Records provided:
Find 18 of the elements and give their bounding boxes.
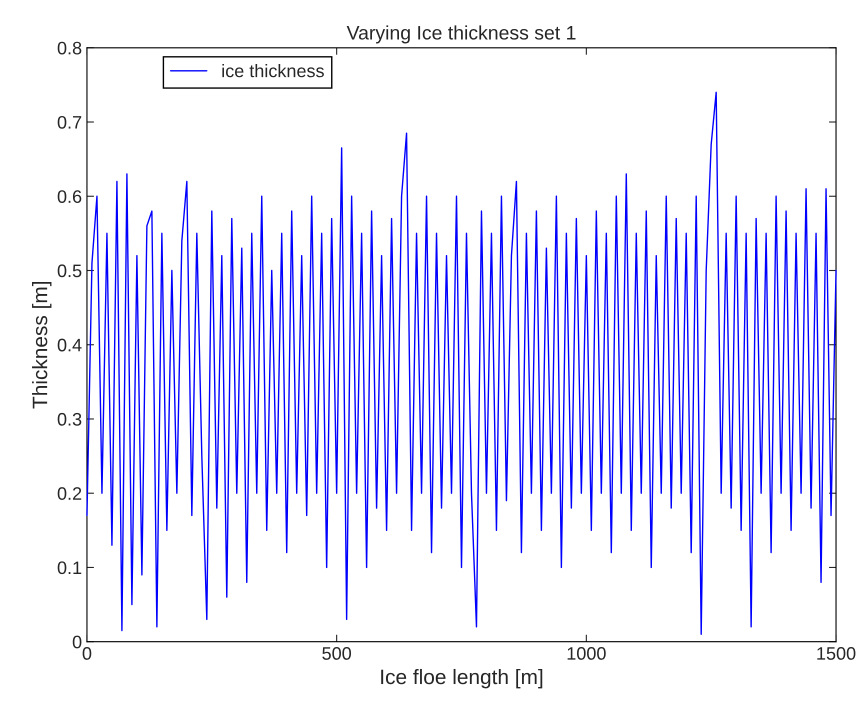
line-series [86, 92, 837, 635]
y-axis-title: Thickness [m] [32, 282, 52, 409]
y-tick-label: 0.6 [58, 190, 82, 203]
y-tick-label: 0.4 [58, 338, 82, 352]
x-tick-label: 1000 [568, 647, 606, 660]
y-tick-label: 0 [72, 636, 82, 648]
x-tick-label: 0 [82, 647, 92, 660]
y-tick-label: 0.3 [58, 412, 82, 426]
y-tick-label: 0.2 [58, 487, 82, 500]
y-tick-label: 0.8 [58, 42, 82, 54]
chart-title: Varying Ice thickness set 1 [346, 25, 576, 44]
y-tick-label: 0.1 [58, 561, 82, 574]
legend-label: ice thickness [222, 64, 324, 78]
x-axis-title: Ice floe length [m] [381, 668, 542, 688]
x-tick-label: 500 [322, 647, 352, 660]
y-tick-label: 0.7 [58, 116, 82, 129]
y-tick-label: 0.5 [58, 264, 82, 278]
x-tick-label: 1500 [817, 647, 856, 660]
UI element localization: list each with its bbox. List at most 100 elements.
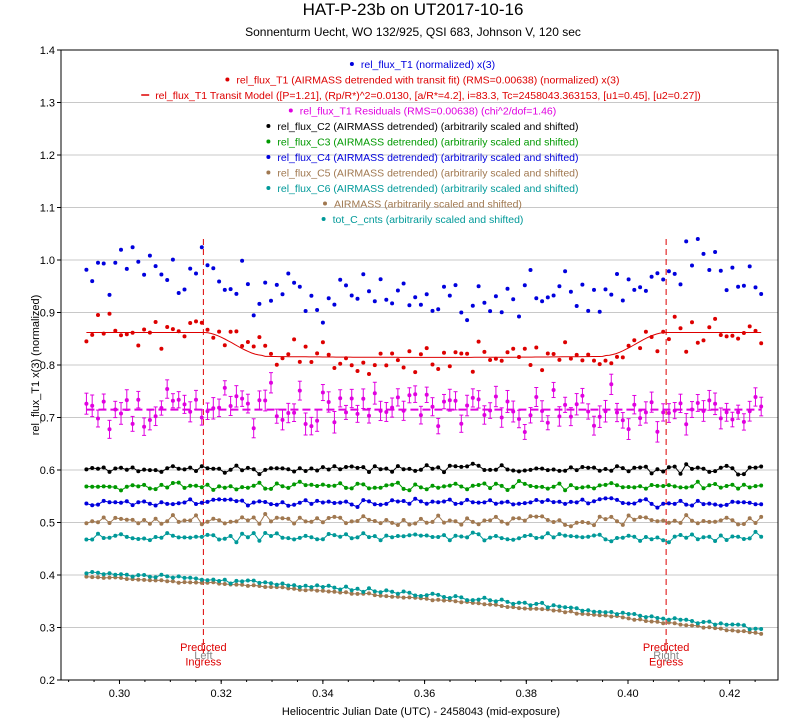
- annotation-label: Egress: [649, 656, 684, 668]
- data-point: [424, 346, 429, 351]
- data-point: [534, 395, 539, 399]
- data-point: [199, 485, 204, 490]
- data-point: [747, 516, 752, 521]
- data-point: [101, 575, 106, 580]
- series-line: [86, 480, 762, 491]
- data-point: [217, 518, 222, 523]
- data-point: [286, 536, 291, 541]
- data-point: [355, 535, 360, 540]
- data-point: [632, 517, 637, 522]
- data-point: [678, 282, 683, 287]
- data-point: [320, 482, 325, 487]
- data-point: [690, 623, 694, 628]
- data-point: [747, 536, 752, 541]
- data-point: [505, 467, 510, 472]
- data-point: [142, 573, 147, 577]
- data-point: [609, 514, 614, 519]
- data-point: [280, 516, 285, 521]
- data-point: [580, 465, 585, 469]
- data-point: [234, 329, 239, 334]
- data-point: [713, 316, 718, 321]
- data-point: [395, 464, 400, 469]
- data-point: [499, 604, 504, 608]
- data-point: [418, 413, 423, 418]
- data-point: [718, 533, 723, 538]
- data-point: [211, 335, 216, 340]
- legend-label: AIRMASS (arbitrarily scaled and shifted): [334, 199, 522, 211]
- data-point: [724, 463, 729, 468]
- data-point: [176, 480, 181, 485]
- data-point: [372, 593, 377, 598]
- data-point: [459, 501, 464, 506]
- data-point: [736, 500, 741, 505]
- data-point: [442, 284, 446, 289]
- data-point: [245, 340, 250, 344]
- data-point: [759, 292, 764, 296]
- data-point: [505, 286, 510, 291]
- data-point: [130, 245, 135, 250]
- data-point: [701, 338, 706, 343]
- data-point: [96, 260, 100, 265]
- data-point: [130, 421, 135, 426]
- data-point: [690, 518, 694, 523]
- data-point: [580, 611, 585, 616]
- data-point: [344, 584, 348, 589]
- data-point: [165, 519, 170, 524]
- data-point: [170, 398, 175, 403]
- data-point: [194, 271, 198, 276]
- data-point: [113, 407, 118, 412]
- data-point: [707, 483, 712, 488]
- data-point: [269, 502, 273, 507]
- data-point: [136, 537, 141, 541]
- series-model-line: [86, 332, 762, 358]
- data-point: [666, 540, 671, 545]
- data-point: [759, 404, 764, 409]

Brief: Echo the data line for line, starting at its first line and stopping after the line that contains "UI element localization: list". Omit the pictures.

Output for this exercise:
Find 18 of the elements and give their bounding boxes.
line-series [86, 92, 837, 635]
y-axis-title: Thickness [m] [32, 282, 52, 409]
y-tick-label: 0.6 [58, 190, 82, 203]
y-tick-label: 0.4 [58, 338, 82, 352]
x-tick-label: 1000 [568, 647, 606, 660]
y-tick-label: 0 [72, 636, 82, 648]
x-tick-label: 0 [82, 647, 92, 660]
y-tick-label: 0.3 [58, 412, 82, 426]
y-tick-label: 0.2 [58, 487, 82, 500]
y-tick-label: 0.8 [58, 42, 82, 54]
chart-title: Varying Ice thickness set 1 [346, 25, 576, 44]
y-tick-label: 0.1 [58, 561, 82, 574]
legend-label: ice thickness [222, 64, 324, 78]
x-axis-title: Ice floe length [m] [381, 668, 542, 688]
x-tick-label: 500 [322, 647, 352, 660]
y-tick-label: 0.7 [58, 116, 82, 129]
y-tick-label: 0.5 [58, 264, 82, 278]
x-tick-label: 1500 [817, 647, 856, 660]
UI element localization: list each with its bbox. List at most 100 elements.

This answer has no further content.